--- start RECORDS PROVIDED ---
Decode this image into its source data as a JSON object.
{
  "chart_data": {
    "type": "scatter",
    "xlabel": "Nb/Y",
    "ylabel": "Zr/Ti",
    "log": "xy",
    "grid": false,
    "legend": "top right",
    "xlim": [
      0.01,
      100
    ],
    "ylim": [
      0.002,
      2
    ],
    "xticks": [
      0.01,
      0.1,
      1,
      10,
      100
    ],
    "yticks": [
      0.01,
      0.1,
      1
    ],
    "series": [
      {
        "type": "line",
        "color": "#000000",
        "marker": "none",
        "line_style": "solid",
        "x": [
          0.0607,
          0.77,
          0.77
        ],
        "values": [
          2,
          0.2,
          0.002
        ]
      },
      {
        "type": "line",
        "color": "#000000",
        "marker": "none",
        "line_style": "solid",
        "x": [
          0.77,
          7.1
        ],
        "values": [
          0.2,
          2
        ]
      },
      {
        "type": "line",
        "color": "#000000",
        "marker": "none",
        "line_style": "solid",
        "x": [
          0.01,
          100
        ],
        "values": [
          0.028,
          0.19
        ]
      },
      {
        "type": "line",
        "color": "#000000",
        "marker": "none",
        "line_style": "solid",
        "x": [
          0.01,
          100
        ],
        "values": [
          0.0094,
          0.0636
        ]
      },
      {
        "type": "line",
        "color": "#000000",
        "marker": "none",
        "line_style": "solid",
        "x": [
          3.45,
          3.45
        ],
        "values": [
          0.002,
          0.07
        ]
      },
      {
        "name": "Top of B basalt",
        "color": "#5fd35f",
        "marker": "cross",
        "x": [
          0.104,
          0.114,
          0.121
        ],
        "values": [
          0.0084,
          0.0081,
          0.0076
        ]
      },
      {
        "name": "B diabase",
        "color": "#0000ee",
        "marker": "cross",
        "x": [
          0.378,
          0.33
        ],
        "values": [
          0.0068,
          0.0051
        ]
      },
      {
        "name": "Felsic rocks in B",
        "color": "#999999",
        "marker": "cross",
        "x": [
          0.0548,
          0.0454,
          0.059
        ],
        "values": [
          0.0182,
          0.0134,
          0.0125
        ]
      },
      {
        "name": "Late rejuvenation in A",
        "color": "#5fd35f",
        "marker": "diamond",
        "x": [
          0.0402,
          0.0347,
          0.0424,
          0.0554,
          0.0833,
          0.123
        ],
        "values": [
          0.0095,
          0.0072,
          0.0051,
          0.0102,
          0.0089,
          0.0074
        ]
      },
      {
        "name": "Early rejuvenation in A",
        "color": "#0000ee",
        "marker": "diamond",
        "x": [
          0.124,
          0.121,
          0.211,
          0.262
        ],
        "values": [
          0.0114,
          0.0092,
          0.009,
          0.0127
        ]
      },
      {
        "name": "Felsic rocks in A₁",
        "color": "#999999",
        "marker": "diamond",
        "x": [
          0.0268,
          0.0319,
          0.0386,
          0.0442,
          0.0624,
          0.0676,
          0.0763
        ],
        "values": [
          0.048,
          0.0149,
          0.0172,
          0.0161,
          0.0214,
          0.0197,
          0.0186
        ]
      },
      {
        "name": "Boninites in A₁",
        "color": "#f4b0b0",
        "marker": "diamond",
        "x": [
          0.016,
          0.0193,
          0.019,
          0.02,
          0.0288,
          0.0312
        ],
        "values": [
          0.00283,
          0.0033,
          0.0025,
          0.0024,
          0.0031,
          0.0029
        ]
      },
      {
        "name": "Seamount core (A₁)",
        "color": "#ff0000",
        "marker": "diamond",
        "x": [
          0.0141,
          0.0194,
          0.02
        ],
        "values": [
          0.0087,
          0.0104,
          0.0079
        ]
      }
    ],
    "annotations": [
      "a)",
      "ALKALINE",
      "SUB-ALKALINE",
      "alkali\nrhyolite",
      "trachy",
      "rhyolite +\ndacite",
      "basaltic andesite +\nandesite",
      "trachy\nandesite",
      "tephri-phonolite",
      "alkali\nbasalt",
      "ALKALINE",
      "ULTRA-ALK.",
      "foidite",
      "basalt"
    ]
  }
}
--- end RECORDS PROVIDED ---
● TASK DIRECTIONS
Gather up the lines containing the word "rocks" from these records and copy them.

● EXPECTED OUTPUT
        "name": "Felsic rocks in B",
        "name": "Felsic rocks in A₁",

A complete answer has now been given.